- _TASK PROMPT_: Present every line in which the string "image" appears.
— start of DATA TO USE —
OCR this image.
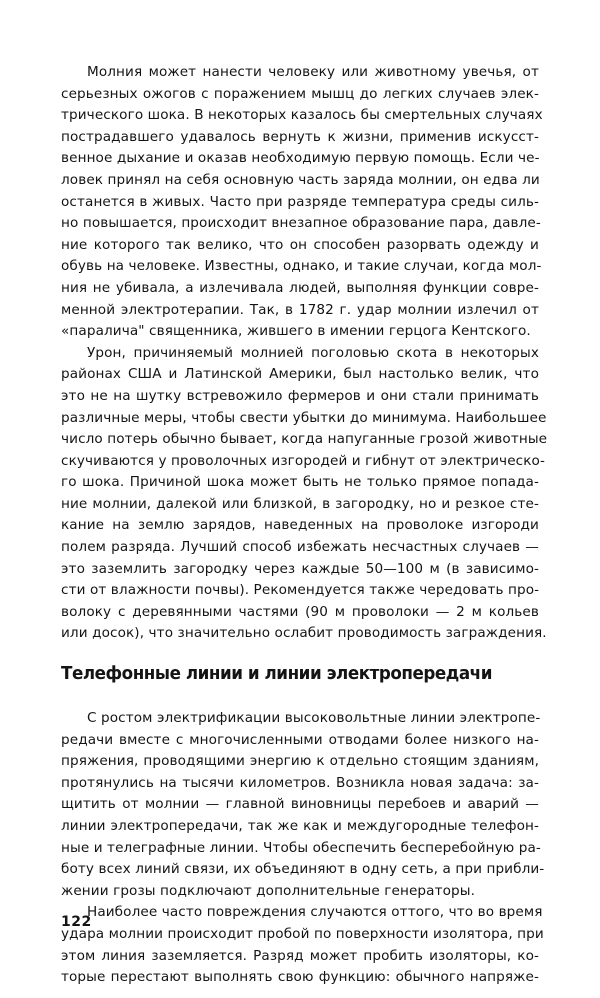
Молния может нанести человеку или животному увечья, от
серьезных ожогов с поражением мышц до легких случаев элек-
трического шока. В некоторых казалось бы смертельных случаях
пострадавшего удавалось вернуть к жизни, применив искусст-
венное дыхание и оказав необходимую первую помощь. Если че-
ловек принял на себя основную часть заряда молнии, он едва ли
останется в живых. Часто при разряде температура среды силь-
но повышается, происходит внезапное образование пара, давле-
ние которого так велико, что он способен разорвать одежду и
обувь на человеке. Известны, однако, и такие случаи, когда мол-
ния не убивала, а излечивала людей, выполняя функции совре-
менной электротерапии. Так, в 1782 г. удар молнии излечил от
«паралича" священника, жившего в имении герцога Кентского.
Урон, причиняемый молнией поголовью скота в некоторых
районах США и Латинской Америки, был настолько велик, что
это не на шутку встревожило фермеров и они стали принимать
различные меры, чтобы свести убытки до минимума. Наибольшее
число потерь обычно бывает, когда напуганные грозой животные
скучиваются у проволочных изгородей и гибнут от электрическо-
го шока. Причиной шока может быть не только прямое попада-
ние молнии, далекой или близкой, в загородку, но и резкое сте-
кание на землю зарядов, наведенных на проволоке изгороди
полем разряда. Лучший способ избежать несчастных случаев —
это заземлить загородку через каждые 50—100 м (в зависимо-
сти от влажности почвы). Рекомендуется также чередовать про-
волоку с деревянными частями (90 м проволоки — 2 м кольев
или досок), что значительно ослабит проводимость заграждения.
Телефонные линии и линии электропередачи
С ростом электрификации высоковольтные линии электропе-
редачи вместе с многочисленными отводами более низкого на-
пряжения, проводящими энергию к отдельно стоящим зданиям,
протянулись на тысячи километров. Возникла новая задача: за-
щитить от молнии — главной виновницы перебоев и аварий —
линии электропередачи, так же как и междугородные телефон-
ные и телеграфные линии. Чтобы обеспечить бесперебойную ра-
боту всех линий связи, их объединяют в одну сеть, а при прибли-
жении грозы подключают дополнительные генераторы.
Наиболее часто повреждения случаются оттого, что во время
удара молнии происходит пробой по поверхности изолятора, при
этом линия заземляется. Разряд может пробить изоляторы, ко-
торые перестают выполнять свою функцию: обычного напряже-
122
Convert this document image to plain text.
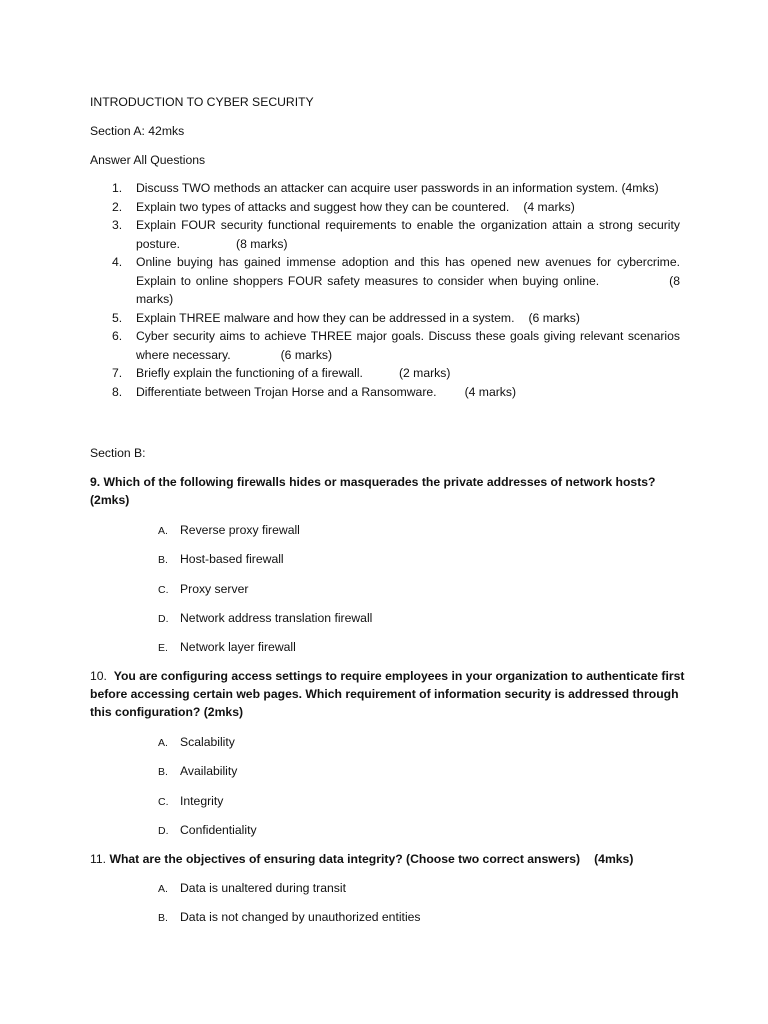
INTRODUCTION TO CYBER SECURITY
Section A: 42mks
Answer All Questions
1. Discuss TWO methods an attacker can acquire user passwords in an information system. (4mks)
2. Explain two types of attacks and suggest how they can be countered. (4 marks)
3. Explain FOUR security functional requirements to enable the organization attain a strong security posture.	(8 marks)
4. Online buying has gained immense adoption and this has opened new avenues for cybercrime. Explain to online shoppers FOUR safety measures to consider when buying online.	(8 marks)
5. Explain THREE malware and how they can be addressed in a system. (6 marks)
6. Cyber security aims to achieve THREE major goals. Discuss these goals giving relevant scenarios where necessary.	(6 marks)
7. Briefly explain the functioning of a firewall.	(2 marks)
8. Differentiate between Trojan Horse and a Ransomware. (4 marks)
Section B:
9. Which of the following firewalls hides or masquerades the private addresses of network hosts?
(2mks)
A. Reverse proxy firewall
B. Host-based firewall
C. Proxy server
D. Network address translation firewall
E. Network layer firewall
10. You are configuring access settings to require employees in your organization to authenticate first
before accessing certain web pages. Which requirement of information security is addressed through
this configuration? (2mks)
A. Scalability
B. Availability
C. Integrity
D. Confidentiality
11. What are the objectives of ensuring data integrity? (Choose two correct answers) (4mks)
A. Data is unaltered during transit
B. Data is not changed by unauthorized entities
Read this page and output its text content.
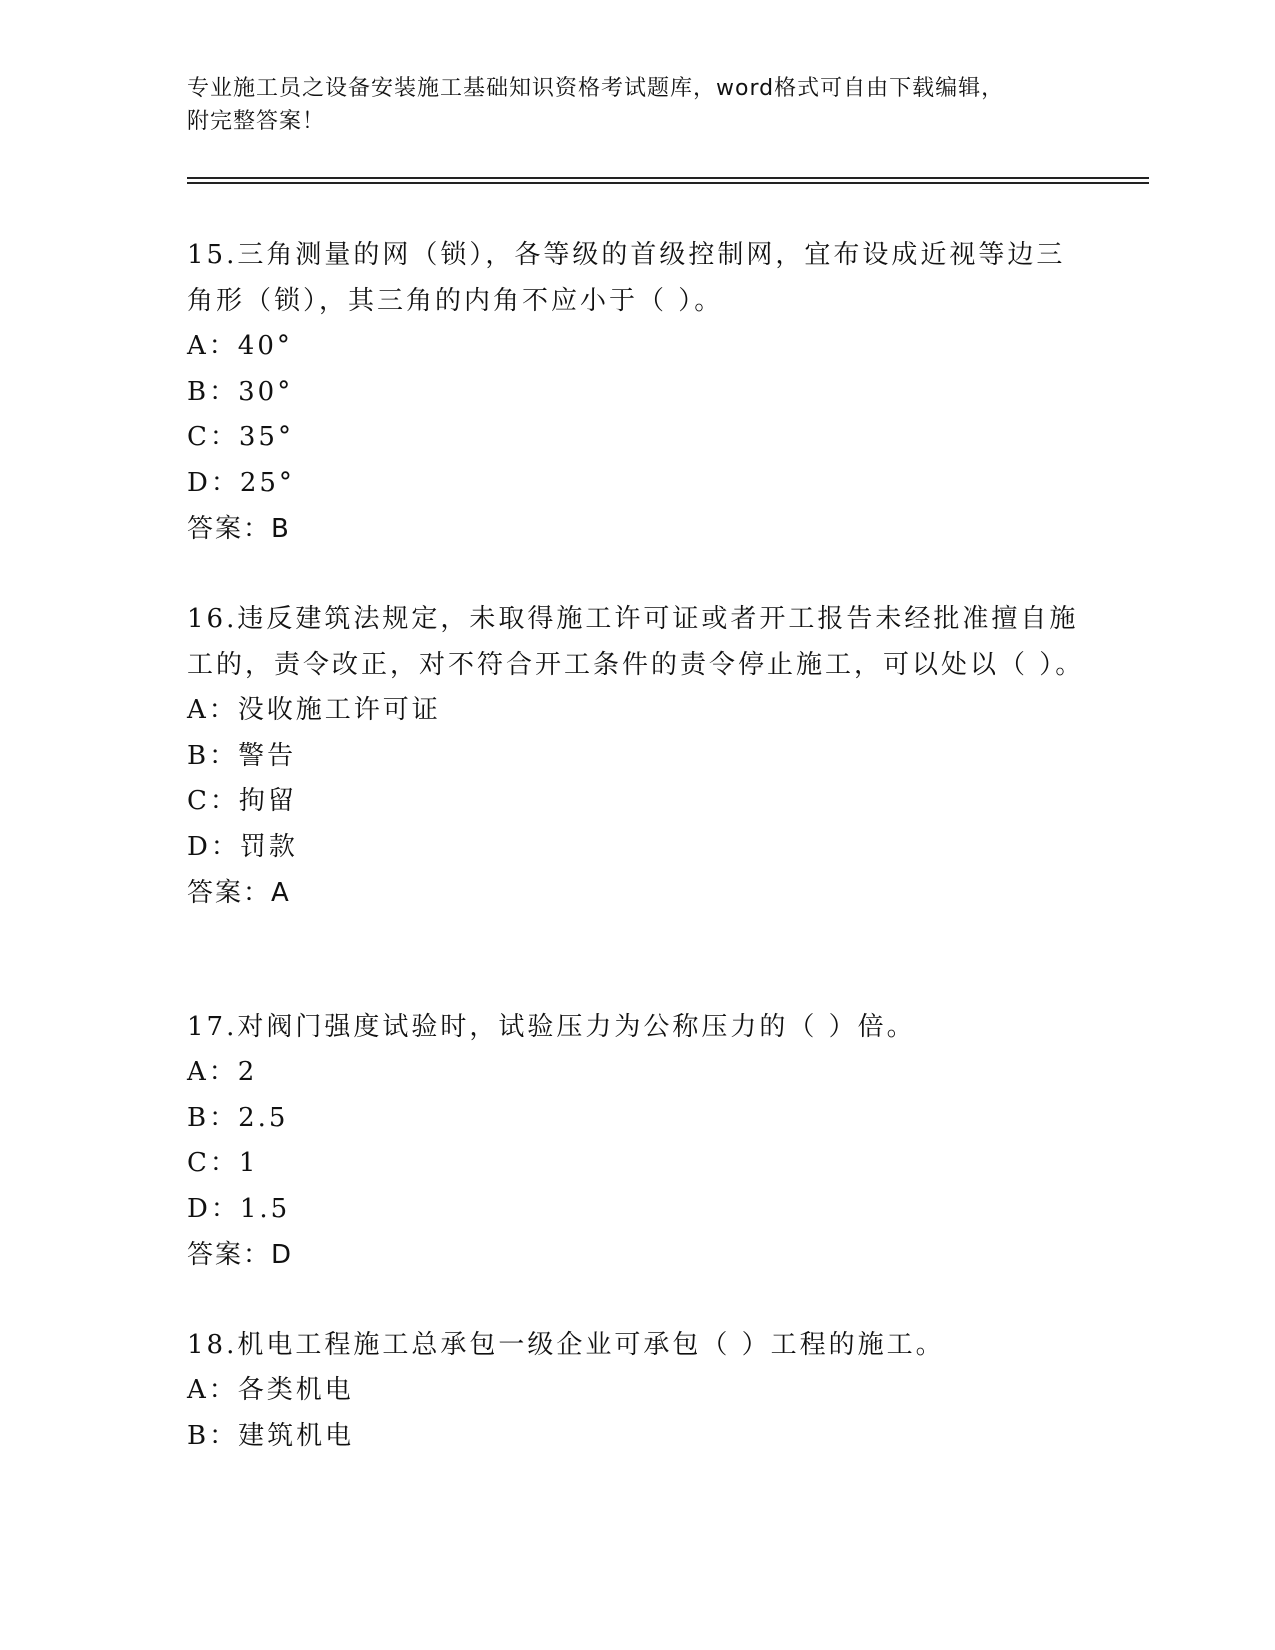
专业施工员之设备安装施工基础知识资格考试题库，word格式可自由下载编辑，
附完整答案！

15.三角测量的网（锁），各等级的首级控制网，宜布设成近视等边三角形（锁），其三角的内角不应小于（ ）。

A：40°
B：30°
C：35°
D：25°
答案：B

16.违反建筑法规定，未取得施工许可证或者开工报告未经批准擅自施工的，责令改正，对不符合开工条件的责令停止施工，可以处以（ ）。

A：没收施工许可证
B：警告
C：拘留
D：罚款
答案：A

17.对阀门强度试验时，试验压力为公称压力的（ ）倍。

A：2
B：2.5
C：1
D：1.5
答案：D

18.机电工程施工总承包一级企业可承包（ ）工程的施工。

A：各类机电
B：建筑机电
— end of DATA TO USE —
- _EXPECTED ANSWER_:
OCR this image.
Convert this document image to plain text.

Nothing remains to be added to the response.